## Material for this exercise
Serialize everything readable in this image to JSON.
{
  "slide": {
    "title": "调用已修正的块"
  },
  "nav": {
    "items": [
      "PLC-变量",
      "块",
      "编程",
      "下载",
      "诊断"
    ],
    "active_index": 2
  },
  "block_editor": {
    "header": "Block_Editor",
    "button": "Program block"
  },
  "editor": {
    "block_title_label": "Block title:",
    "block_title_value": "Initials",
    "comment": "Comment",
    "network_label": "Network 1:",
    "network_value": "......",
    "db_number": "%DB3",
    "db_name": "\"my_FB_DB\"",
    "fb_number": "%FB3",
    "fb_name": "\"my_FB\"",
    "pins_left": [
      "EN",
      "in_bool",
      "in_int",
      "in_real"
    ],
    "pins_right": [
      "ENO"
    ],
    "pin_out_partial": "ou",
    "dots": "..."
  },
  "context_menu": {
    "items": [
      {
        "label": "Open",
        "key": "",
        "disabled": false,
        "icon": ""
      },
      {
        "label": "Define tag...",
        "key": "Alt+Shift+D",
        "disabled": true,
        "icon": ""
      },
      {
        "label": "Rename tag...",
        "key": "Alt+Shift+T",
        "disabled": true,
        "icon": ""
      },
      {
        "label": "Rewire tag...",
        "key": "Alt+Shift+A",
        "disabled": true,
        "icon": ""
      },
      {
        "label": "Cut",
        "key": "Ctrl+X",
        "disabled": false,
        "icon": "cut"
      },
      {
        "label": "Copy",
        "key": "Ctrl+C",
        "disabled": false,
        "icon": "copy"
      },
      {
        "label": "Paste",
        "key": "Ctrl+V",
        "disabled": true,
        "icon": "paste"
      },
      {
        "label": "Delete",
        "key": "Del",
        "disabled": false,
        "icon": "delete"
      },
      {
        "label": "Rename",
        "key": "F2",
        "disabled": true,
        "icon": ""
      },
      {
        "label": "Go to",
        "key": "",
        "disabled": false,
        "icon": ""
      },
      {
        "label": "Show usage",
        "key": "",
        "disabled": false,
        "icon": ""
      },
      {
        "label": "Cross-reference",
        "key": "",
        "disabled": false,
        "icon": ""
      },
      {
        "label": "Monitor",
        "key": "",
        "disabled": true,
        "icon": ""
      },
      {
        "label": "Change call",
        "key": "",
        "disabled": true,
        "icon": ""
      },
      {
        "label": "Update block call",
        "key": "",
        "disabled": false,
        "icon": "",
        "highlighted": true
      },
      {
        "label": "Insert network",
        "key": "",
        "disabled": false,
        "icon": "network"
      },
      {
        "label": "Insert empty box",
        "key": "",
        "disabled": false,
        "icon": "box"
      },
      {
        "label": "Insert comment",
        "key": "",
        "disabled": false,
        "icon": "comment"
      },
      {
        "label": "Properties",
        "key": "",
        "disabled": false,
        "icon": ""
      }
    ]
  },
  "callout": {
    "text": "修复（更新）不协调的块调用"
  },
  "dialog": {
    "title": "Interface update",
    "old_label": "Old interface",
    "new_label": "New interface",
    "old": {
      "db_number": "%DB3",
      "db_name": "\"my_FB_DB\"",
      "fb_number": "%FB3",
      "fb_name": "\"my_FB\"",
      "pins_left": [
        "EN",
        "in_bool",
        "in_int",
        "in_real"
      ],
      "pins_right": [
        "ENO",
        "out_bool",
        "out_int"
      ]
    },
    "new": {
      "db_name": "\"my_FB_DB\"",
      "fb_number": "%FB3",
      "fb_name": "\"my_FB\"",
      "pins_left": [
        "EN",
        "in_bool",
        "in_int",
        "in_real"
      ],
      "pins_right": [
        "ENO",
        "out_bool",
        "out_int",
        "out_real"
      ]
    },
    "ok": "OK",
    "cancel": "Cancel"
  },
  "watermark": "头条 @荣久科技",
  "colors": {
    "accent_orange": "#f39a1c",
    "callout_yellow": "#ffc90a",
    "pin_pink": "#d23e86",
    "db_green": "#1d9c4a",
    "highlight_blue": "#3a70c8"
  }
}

## Stated exercise
Search the records above for "comment". Copy each line where it is found.

## Task result
    "comment": "Comment",
        "label": "Insert comment",
        "icon": "comment"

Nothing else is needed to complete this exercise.